Images excluded, repeat each entry below exactly.

#### DATA ENTRIES
________

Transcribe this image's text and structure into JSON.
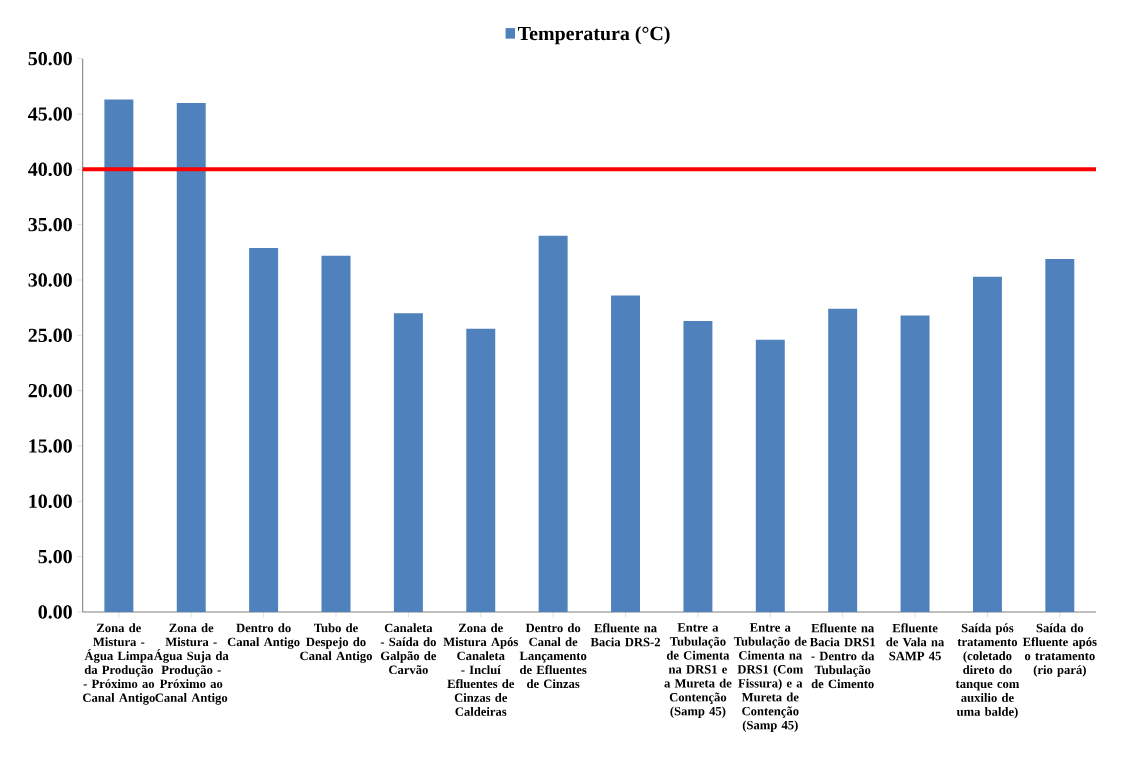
{
  "chart_data": {
    "type": "bar",
    "categories": [
      "Zona de Mistura - Água Limpa da Produção - Próximo ao Canal Antigo",
      "Zona de Mistura - Água Suja da Produção - Próximo ao Canal Antigo",
      "Dentro do Canal Antigo",
      "Tubo de Despejo do Canal Antigo",
      "Canaleta - Saída do Galpão de Carvão",
      "Zona de Mistura Após Canaleta - Incluí Efluentes de Cinzas de Caldeiras",
      "Dentro do Canal de Lançamento de Efluentes de Cinzas",
      "Efluente na Bacia DRS-2",
      "Entre a Tubulação de Cimenta na DRS1 e a Mureta de Contenção (Samp 45)",
      "Entre a Tubulação de Cimenta na DRS1 (Com Fissura) e a Mureta de Contenção (Samp 45)",
      "Efluente na Bacia DRS1 - Dentro da Tubulação de Cimento",
      "Efluente de Vala na SAMP 45",
      "Saída pós tratamento (coletado direto do tanque com auxilio de uma balde)",
      "Saída do Efluente após o tratamento (rio pará)"
    ],
    "series": [
      {
        "name": "Temperatura (°C)",
        "color": "#4f81bd",
        "values": [
          46.3,
          46.0,
          32.9,
          32.2,
          27.0,
          25.6,
          34.0,
          28.6,
          26.3,
          24.6,
          27.4,
          26.8,
          30.3,
          31.9
        ]
      }
    ],
    "ylim": [
      0,
      50
    ],
    "yticks": [
      {
        "value": 0,
        "label": "0.00"
      },
      {
        "value": 5,
        "label": "5.00"
      },
      {
        "value": 10,
        "label": "10.00"
      },
      {
        "value": 15,
        "label": "15.00"
      },
      {
        "value": 20,
        "label": "20.00"
      },
      {
        "value": 25,
        "label": "25.00"
      },
      {
        "value": 30,
        "label": "30.00"
      },
      {
        "value": 35,
        "label": "35.00"
      },
      {
        "value": 40,
        "label": "40.00"
      },
      {
        "value": 45,
        "label": "45.00"
      },
      {
        "value": 50,
        "label": "50.00"
      }
    ],
    "ref_lines": [
      {
        "axis": "y",
        "value": 40,
        "color": "#ff0000"
      }
    ],
    "legend": "top",
    "grid": false
  }
}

________

#### ANSWER IN FULL
Transcribe this image's text and structure into JSON.
{
  "chart_data": {
    "type": "bar",
    "categories": [
      "Zona de Mistura - Água Limpa da Produção - Próximo ao Canal Antigo",
      "Zona de Mistura - Água Suja da Produção - Próximo ao Canal Antigo",
      "Dentro do Canal Antigo",
      "Tubo de Despejo do Canal Antigo",
      "Canaleta - Saída do Galpão de Carvão",
      "Zona de Mistura Após Canaleta - Incluí Efluentes de Cinzas de Caldeiras",
      "Dentro do Canal de Lançamento de Efluentes de Cinzas",
      "Efluente na Bacia DRS-2",
      "Entre a Tubulação de Cimenta na DRS1 e a Mureta de Contenção (Samp 45)",
      "Entre a Tubulação de Cimenta na DRS1 (Com Fissura) e a Mureta de Contenção (Samp 45)",
      "Efluente na Bacia DRS1 - Dentro da Tubulação de Cimento",
      "Efluente de Vala na SAMP 45",
      "Saída pós tratamento (coletado direto do tanque com auxilio de uma balde)",
      "Saída do Efluente após o tratamento (rio pará)"
    ],
    "series": [
      {
        "name": "Temperatura (°C)",
        "color": "#4f81bd",
        "values": [
          46.3,
          46.0,
          32.9,
          32.2,
          27.0,
          25.6,
          34.0,
          28.6,
          26.3,
          24.6,
          27.4,
          26.8,
          30.3,
          31.9
        ]
      }
    ],
    "ylim": [
      0,
      50
    ],
    "yticks": [
      {
        "value": 0,
        "label": "0.00"
      },
      {
        "value": 5,
        "label": "5.00"
      },
      {
        "value": 10,
        "label": "10.00"
      },
      {
        "value": 15,
        "label": "15.00"
      },
      {
        "value": 20,
        "label": "20.00"
      },
      {
        "value": 25,
        "label": "25.00"
      },
      {
        "value": 30,
        "label": "30.00"
      },
      {
        "value": 35,
        "label": "35.00"
      },
      {
        "value": 40,
        "label": "40.00"
      },
      {
        "value": 45,
        "label": "45.00"
      },
      {
        "value": 50,
        "label": "50.00"
      }
    ],
    "ref_lines": [
      {
        "axis": "y",
        "value": 40,
        "color": "#ff0000"
      }
    ],
    "legend": "top",
    "grid": false
  }
}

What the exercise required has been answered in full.